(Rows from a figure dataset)
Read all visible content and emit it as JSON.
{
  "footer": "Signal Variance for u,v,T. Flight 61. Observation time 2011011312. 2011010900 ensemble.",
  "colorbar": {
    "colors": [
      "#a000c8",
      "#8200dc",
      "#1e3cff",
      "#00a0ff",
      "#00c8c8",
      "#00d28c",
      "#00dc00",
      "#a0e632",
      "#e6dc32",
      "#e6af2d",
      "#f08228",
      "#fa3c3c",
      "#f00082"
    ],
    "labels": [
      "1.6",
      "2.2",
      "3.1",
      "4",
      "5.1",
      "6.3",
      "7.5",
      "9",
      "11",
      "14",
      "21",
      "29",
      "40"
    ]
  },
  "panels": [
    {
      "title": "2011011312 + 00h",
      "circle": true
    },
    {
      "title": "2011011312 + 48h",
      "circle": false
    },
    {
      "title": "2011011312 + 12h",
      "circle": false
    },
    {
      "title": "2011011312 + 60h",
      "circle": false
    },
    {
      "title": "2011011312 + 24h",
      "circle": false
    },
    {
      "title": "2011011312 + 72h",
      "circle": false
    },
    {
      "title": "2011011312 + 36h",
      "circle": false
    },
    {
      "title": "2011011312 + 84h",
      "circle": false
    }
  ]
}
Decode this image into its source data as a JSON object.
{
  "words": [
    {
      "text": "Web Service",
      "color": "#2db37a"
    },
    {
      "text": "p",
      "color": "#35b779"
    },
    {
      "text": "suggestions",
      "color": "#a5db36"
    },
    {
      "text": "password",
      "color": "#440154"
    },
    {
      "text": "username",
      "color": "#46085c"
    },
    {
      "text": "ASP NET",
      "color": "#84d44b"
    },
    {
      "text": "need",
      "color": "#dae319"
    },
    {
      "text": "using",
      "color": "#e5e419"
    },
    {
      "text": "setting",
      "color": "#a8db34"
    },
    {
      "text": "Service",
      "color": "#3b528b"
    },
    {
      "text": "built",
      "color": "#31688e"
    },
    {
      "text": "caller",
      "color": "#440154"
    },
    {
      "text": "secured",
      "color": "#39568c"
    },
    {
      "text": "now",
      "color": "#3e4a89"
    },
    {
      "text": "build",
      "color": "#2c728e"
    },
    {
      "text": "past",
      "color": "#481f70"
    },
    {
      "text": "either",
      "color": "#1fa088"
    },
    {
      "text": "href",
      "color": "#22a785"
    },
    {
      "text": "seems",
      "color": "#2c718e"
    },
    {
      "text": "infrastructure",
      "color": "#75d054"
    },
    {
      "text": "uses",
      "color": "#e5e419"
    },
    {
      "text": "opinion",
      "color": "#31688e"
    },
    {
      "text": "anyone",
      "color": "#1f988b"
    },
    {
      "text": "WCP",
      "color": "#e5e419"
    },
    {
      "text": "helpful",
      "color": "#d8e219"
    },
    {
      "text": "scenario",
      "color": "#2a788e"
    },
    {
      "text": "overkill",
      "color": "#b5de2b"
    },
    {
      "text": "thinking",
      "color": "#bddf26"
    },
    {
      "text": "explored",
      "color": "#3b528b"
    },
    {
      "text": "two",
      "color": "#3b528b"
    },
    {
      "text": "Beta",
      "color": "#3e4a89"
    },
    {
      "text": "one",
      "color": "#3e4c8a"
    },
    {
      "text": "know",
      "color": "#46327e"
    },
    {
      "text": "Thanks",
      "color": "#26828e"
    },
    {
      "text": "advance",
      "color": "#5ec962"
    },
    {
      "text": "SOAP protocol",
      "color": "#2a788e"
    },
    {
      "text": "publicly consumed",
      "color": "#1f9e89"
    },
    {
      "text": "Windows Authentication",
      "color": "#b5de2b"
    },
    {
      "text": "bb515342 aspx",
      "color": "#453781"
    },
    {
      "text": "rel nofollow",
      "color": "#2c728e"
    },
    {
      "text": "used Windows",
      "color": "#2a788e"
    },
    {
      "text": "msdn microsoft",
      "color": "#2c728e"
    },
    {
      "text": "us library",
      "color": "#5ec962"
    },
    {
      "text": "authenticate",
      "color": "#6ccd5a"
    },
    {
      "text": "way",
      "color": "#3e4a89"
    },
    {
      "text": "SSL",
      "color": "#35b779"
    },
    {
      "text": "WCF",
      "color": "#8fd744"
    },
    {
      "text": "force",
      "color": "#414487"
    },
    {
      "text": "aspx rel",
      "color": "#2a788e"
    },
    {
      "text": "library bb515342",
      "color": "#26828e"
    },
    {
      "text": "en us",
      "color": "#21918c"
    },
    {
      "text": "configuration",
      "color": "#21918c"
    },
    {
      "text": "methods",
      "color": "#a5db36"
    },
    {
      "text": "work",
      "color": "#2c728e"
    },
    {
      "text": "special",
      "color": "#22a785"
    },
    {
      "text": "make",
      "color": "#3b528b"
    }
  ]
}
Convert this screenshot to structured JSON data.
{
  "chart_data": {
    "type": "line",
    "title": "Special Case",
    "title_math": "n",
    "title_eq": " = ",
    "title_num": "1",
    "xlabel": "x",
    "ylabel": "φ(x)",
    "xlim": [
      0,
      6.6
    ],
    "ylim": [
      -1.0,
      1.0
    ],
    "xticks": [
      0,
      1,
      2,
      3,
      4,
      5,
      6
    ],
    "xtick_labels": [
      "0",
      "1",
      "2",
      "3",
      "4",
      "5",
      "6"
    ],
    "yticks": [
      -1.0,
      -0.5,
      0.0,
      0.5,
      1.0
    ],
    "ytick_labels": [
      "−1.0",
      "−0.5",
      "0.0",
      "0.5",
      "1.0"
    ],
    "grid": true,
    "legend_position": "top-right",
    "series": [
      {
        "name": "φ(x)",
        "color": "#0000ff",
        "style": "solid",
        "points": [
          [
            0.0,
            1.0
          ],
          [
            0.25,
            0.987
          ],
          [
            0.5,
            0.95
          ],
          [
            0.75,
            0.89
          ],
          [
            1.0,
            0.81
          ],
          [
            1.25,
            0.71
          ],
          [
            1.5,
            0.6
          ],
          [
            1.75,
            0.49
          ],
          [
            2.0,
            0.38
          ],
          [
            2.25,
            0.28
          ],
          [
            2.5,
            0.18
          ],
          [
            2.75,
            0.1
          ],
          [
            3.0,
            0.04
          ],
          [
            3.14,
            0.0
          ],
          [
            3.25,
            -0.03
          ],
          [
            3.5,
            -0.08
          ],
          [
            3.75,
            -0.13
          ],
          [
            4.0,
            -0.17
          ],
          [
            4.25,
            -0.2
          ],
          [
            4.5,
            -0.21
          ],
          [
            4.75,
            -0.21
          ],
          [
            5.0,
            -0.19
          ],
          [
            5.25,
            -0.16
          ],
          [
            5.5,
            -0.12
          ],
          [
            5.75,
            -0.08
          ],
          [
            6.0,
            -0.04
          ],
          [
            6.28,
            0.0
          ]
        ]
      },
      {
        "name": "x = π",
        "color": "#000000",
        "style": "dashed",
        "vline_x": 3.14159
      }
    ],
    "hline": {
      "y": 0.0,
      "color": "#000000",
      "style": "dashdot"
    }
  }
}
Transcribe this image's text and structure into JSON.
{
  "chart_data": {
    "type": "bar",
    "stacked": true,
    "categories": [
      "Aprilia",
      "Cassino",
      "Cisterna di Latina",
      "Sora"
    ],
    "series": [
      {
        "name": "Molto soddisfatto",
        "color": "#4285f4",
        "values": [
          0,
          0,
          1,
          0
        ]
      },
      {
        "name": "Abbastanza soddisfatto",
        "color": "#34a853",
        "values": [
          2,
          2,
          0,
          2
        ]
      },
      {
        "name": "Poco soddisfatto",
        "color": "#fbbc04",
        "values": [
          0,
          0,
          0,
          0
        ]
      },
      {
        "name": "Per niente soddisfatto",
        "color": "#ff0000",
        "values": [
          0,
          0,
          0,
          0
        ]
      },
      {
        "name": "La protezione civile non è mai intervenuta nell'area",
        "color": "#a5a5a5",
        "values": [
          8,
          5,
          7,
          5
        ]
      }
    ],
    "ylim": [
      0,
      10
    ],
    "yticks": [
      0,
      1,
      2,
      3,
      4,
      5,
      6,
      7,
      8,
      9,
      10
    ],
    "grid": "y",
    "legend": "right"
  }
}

§ Written exercise
Find the lines containing "this" and list every one of them.

§ Problem solution
Decode this image into its source data as a JSON object.
Convert this screenshot to structured JSON data.
Transcribe this image's text and structure into JSON.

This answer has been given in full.